» **Instructions for the task**
Output all the data exactly. Pictures do not belong in the copy.

[Dataset rows about figures]
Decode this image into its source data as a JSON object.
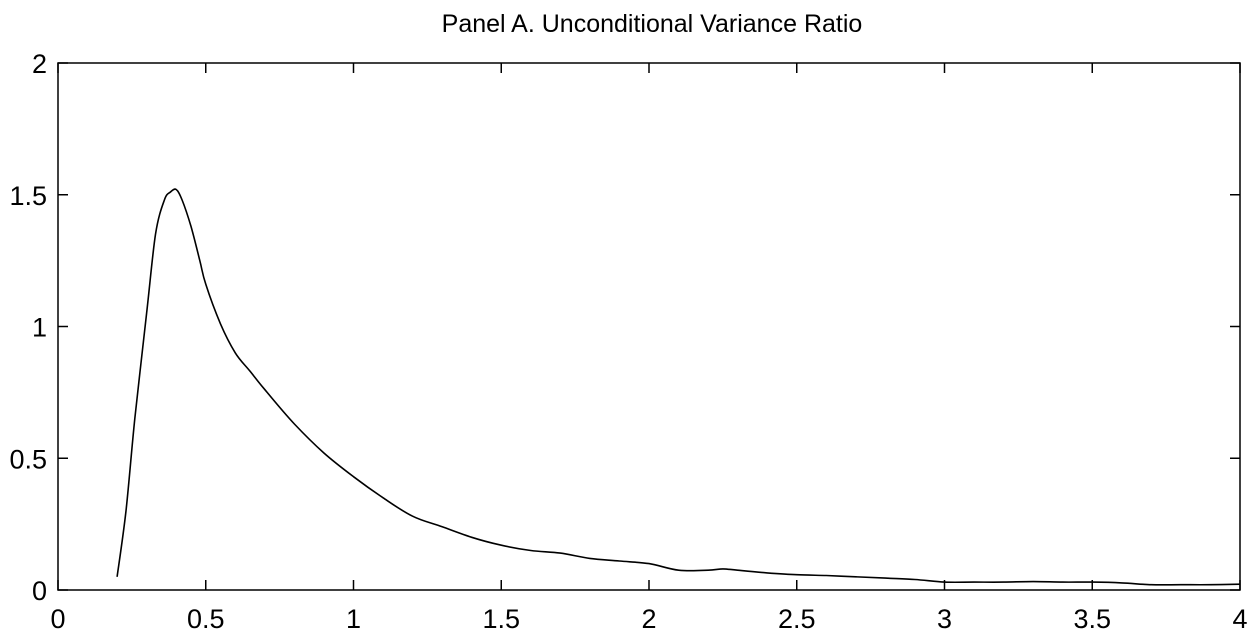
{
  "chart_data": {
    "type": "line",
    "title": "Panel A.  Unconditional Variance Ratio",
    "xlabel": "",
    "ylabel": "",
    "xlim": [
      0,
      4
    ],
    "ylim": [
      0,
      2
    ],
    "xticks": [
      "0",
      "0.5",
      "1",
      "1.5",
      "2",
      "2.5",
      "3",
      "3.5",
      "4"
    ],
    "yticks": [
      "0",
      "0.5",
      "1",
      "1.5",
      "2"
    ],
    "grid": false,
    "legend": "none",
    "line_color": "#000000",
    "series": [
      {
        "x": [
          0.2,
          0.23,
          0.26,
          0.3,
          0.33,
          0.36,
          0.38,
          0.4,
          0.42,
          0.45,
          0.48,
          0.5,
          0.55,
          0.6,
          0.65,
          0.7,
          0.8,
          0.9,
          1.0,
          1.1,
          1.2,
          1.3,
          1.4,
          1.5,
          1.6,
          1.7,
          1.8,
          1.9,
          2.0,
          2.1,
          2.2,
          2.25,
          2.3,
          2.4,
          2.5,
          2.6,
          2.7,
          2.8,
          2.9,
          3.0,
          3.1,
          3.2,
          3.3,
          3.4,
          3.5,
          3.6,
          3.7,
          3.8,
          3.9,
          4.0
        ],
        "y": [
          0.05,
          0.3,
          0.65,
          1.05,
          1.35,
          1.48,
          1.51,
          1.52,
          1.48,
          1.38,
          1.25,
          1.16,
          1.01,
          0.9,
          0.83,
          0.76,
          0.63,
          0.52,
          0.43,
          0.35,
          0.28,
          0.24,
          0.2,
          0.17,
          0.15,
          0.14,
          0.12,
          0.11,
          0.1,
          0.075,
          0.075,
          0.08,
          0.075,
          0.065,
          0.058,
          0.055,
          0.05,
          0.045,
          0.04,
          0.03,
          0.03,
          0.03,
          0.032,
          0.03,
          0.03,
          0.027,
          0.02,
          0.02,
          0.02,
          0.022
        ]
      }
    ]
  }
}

» **Exercise output**
Decode this image into its source data as a JSON object.
{
  "chart_data": {
    "type": "line",
    "title": "Panel A.  Unconditional Variance Ratio",
    "xlabel": "",
    "ylabel": "",
    "xlim": [
      0,
      4
    ],
    "ylim": [
      0,
      2
    ],
    "xticks": [
      "0",
      "0.5",
      "1",
      "1.5",
      "2",
      "2.5",
      "3",
      "3.5",
      "4"
    ],
    "yticks": [
      "0",
      "0.5",
      "1",
      "1.5",
      "2"
    ],
    "grid": false,
    "legend": "none",
    "line_color": "#000000",
    "series": [
      {
        "x": [
          0.2,
          0.23,
          0.26,
          0.3,
          0.33,
          0.36,
          0.38,
          0.4,
          0.42,
          0.45,
          0.48,
          0.5,
          0.55,
          0.6,
          0.65,
          0.7,
          0.8,
          0.9,
          1.0,
          1.1,
          1.2,
          1.3,
          1.4,
          1.5,
          1.6,
          1.7,
          1.8,
          1.9,
          2.0,
          2.1,
          2.2,
          2.25,
          2.3,
          2.4,
          2.5,
          2.6,
          2.7,
          2.8,
          2.9,
          3.0,
          3.1,
          3.2,
          3.3,
          3.4,
          3.5,
          3.6,
          3.7,
          3.8,
          3.9,
          4.0
        ],
        "y": [
          0.05,
          0.3,
          0.65,
          1.05,
          1.35,
          1.48,
          1.51,
          1.52,
          1.48,
          1.38,
          1.25,
          1.16,
          1.01,
          0.9,
          0.83,
          0.76,
          0.63,
          0.52,
          0.43,
          0.35,
          0.28,
          0.24,
          0.2,
          0.17,
          0.15,
          0.14,
          0.12,
          0.11,
          0.1,
          0.075,
          0.075,
          0.08,
          0.075,
          0.065,
          0.058,
          0.055,
          0.05,
          0.045,
          0.04,
          0.03,
          0.03,
          0.03,
          0.032,
          0.03,
          0.03,
          0.027,
          0.02,
          0.02,
          0.02,
          0.022
        ]
      }
    ]
  }
}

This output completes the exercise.